DIRECTIONS FOR THIS TASK: Turn every line of the listing below into a numbered list, leaving out any blank lines.

[START OF RECORDS FOR THIS TASK]

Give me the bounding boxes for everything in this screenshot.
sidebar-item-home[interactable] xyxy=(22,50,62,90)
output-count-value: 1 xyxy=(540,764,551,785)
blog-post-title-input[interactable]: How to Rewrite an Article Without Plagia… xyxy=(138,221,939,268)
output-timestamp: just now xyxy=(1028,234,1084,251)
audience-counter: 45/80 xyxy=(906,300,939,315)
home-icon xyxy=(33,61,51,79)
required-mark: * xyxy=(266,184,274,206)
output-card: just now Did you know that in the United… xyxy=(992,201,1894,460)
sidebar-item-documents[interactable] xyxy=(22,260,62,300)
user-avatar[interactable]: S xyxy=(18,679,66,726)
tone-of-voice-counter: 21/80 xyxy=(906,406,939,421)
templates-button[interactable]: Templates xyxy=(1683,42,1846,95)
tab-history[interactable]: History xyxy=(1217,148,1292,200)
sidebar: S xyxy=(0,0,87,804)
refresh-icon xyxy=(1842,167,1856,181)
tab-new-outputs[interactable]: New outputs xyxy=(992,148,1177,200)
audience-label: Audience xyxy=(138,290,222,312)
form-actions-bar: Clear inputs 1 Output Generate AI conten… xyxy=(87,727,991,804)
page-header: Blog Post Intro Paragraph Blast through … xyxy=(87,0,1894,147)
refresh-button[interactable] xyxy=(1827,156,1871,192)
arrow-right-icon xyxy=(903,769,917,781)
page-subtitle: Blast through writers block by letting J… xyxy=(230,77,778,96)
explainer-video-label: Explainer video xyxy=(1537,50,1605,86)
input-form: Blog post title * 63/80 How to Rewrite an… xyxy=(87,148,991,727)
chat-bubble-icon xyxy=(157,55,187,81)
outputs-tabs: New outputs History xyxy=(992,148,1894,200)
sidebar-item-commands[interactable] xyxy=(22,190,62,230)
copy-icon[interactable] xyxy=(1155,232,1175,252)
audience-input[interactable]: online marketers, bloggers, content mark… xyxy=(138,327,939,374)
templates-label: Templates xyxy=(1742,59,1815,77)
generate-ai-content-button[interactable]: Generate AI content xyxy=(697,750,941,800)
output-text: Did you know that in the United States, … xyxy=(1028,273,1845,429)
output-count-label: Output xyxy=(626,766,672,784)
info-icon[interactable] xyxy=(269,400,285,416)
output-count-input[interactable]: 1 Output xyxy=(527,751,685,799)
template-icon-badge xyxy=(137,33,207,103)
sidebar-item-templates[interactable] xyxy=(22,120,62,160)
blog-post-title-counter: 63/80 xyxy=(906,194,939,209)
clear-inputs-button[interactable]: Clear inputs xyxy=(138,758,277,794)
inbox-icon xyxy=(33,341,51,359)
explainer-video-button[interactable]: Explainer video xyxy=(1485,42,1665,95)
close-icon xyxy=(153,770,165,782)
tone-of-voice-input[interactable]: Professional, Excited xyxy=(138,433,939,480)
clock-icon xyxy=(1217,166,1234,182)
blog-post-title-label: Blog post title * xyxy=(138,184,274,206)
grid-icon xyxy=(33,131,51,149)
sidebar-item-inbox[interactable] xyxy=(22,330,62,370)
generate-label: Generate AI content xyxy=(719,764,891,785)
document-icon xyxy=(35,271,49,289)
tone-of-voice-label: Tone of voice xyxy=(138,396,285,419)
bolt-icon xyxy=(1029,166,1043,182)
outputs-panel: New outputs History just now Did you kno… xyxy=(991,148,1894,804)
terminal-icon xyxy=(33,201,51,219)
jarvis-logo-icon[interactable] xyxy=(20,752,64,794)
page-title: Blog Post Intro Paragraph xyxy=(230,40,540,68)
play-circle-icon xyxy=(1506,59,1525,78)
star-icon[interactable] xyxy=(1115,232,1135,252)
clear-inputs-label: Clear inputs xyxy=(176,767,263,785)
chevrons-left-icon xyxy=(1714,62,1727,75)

[END OF RECORDS FOR THIS TASK]

WORKED SOLUTION:
1. Give me the bounding boxes for everything in this screenshot.
2. sidebar-item-home[interactable] xyxy=(22,50,62,90)
3. output-count-value: 1 xyxy=(540,764,551,785)
4. blog-post-title-input[interactable]: How to Rewrite an Article Without Plagia… xyxy=(138,221,939,268)
5. output-timestamp: just now xyxy=(1028,234,1084,251)
6. audience-counter: 45/80 xyxy=(906,300,939,315)
7. home-icon xyxy=(33,61,51,79)
8. required-mark: * xyxy=(266,184,274,206)
9. output-card: just now Did you know that in the United… xyxy=(992,201,1894,460)
10. sidebar-item-documents[interactable] xyxy=(22,260,62,300)
11. user-avatar[interactable]: S xyxy=(18,679,66,726)
12. tone-of-voice-counter: 21/80 xyxy=(906,406,939,421)
13. templates-button[interactable]: Templates xyxy=(1683,42,1846,95)
14. tab-history[interactable]: History xyxy=(1217,148,1292,200)
15. sidebar: S xyxy=(0,0,87,804)
16. refresh-icon xyxy=(1842,167,1856,181)
17. tab-new-outputs[interactable]: New outputs xyxy=(992,148,1177,200)
18. audience-label: Audience xyxy=(138,290,222,312)
19. form-actions-bar: Clear inputs 1 Output Generate AI conten… xyxy=(87,727,991,804)
20. page-header: Blog Post Intro Paragraph Blast through … xyxy=(87,0,1894,147)
21. refresh-button[interactable] xyxy=(1827,156,1871,192)
22. arrow-right-icon xyxy=(903,769,917,781)
23. page-subtitle: Blast through writers block by letting J… xyxy=(230,77,778,96)
24. explainer-video-label: Explainer video xyxy=(1537,50,1605,86)
25. input-form: Blog post title * 63/80 How to Rewrite an… xyxy=(87,148,991,727)
26. chat-bubble-icon xyxy=(157,55,187,81)
27. outputs-tabs: New outputs History xyxy=(992,148,1894,200)
28. sidebar-item-commands[interactable] xyxy=(22,190,62,230)
29. copy-icon[interactable] xyxy=(1155,232,1175,252)
30. audience-input[interactable]: online marketers, bloggers, content mark… xyxy=(138,327,939,374)
31. templates-label: Templates xyxy=(1742,59,1815,77)
32. generate-ai-content-button[interactable]: Generate AI content xyxy=(697,750,941,800)
33. output-text: Did you know that in the United States, … xyxy=(1028,273,1845,429)
34. output-count-label: Output xyxy=(626,766,672,784)
35. info-icon[interactable] xyxy=(269,400,285,416)
36. output-count-input[interactable]: 1 Output xyxy=(527,751,685,799)
37. template-icon-badge xyxy=(137,33,207,103)
38. sidebar-item-templates[interactable] xyxy=(22,120,62,160)
39. blog-post-title-counter: 63/80 xyxy=(906,194,939,209)
40. clear-inputs-button[interactable]: Clear inputs xyxy=(138,758,277,794)
41. inbox-icon xyxy=(33,341,51,359)
42. explainer-video-button[interactable]: Explainer video xyxy=(1485,42,1665,95)
43. close-icon xyxy=(153,770,165,782)
44. tone-of-voice-input[interactable]: Professional, Excited xyxy=(138,433,939,480)
45. clock-icon xyxy=(1217,166,1234,182)
46. blog-post-title-label: Blog post title * xyxy=(138,184,274,206)
47. grid-icon xyxy=(33,131,51,149)
48. sidebar-item-inbox[interactable] xyxy=(22,330,62,370)
49. generate-label: Generate AI content xyxy=(719,764,891,785)
50. document-icon xyxy=(35,271,49,289)
51. tone-of-voice-label: Tone of voice xyxy=(138,396,285,419)
52. bolt-icon xyxy=(1029,166,1043,182)
53. outputs-panel: New outputs History just now Did you kno… xyxy=(991,148,1894,804)
54. terminal-icon xyxy=(33,201,51,219)
55. jarvis-logo-icon[interactable] xyxy=(20,752,64,794)
56. page-title: Blog Post Intro Paragraph xyxy=(230,40,540,68)
57. play-circle-icon xyxy=(1506,59,1525,78)
58. star-icon[interactable] xyxy=(1115,232,1135,252)
59. clear-inputs-label: Clear inputs xyxy=(176,767,263,785)
60. chevrons-left-icon xyxy=(1714,62,1727,75)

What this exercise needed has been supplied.